● DIRECTION: Reproduce the records. Keep every word exact and include no images.

◆ ◆ ◆ ◆

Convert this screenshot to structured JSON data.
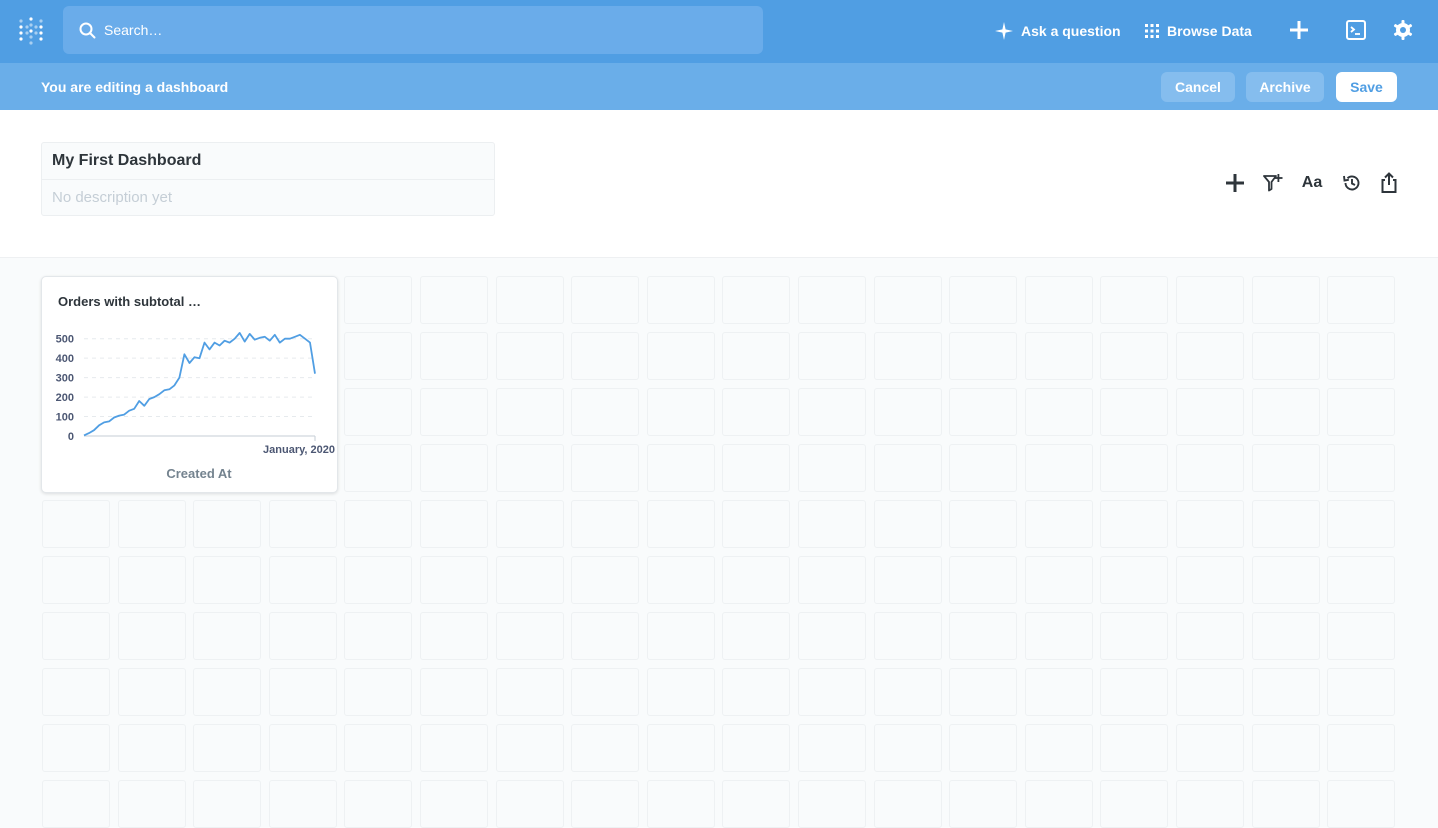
{
  "nav": {
    "search_placeholder": "Search…",
    "ask_label": "Ask a question",
    "browse_label": "Browse Data"
  },
  "editbar": {
    "message": "You are editing a dashboard",
    "cancel": "Cancel",
    "archive": "Archive",
    "save": "Save"
  },
  "dashboard": {
    "title": "My First Dashboard",
    "description_placeholder": "No description yet",
    "tools": {
      "add_icon": "plus-icon",
      "filter_icon": "filter-add-icon",
      "text_label": "Aa",
      "history_icon": "history-icon",
      "share_icon": "share-icon"
    }
  },
  "colors": {
    "brand": "#509ee3",
    "editbar": "#6aaee9",
    "line": "#509ee3"
  },
  "card": {
    "title": "Orders with subtotal …",
    "chart_data": {
      "type": "line",
      "title": "",
      "xlabel": "Created At",
      "ylabel": "",
      "x_tick_label": "January, 2020",
      "y_ticks": [
        0,
        100,
        200,
        300,
        400,
        500
      ],
      "ylim": [
        0,
        550
      ],
      "grid": true,
      "values": [
        3,
        15,
        30,
        55,
        70,
        75,
        95,
        105,
        110,
        130,
        140,
        180,
        155,
        190,
        200,
        215,
        235,
        240,
        260,
        300,
        420,
        375,
        405,
        400,
        480,
        445,
        480,
        465,
        490,
        480,
        500,
        530,
        485,
        525,
        495,
        505,
        510,
        490,
        520,
        480,
        500,
        500,
        510,
        520,
        500,
        480,
        320
      ]
    }
  }
}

◆ ◆ ◆ ◆

● FINISHED TASK:
Convert this screenshot to structured JSON data.
{
  "nav": {
    "search_placeholder": "Search…",
    "ask_label": "Ask a question",
    "browse_label": "Browse Data"
  },
  "editbar": {
    "message": "You are editing a dashboard",
    "cancel": "Cancel",
    "archive": "Archive",
    "save": "Save"
  },
  "dashboard": {
    "title": "My First Dashboard",
    "description_placeholder": "No description yet",
    "tools": {
      "add_icon": "plus-icon",
      "filter_icon": "filter-add-icon",
      "text_label": "Aa",
      "history_icon": "history-icon",
      "share_icon": "share-icon"
    }
  },
  "colors": {
    "brand": "#509ee3",
    "editbar": "#6aaee9",
    "line": "#509ee3"
  },
  "card": {
    "title": "Orders with subtotal …",
    "chart_data": {
      "type": "line",
      "title": "",
      "xlabel": "Created At",
      "ylabel": "",
      "x_tick_label": "January, 2020",
      "y_ticks": [
        0,
        100,
        200,
        300,
        400,
        500
      ],
      "ylim": [
        0,
        550
      ],
      "grid": true,
      "values": [
        3,
        15,
        30,
        55,
        70,
        75,
        95,
        105,
        110,
        130,
        140,
        180,
        155,
        190,
        200,
        215,
        235,
        240,
        260,
        300,
        420,
        375,
        405,
        400,
        480,
        445,
        480,
        465,
        490,
        480,
        500,
        530,
        485,
        525,
        495,
        505,
        510,
        490,
        520,
        480,
        500,
        500,
        510,
        520,
        500,
        480,
        320
      ]
    }
  }
}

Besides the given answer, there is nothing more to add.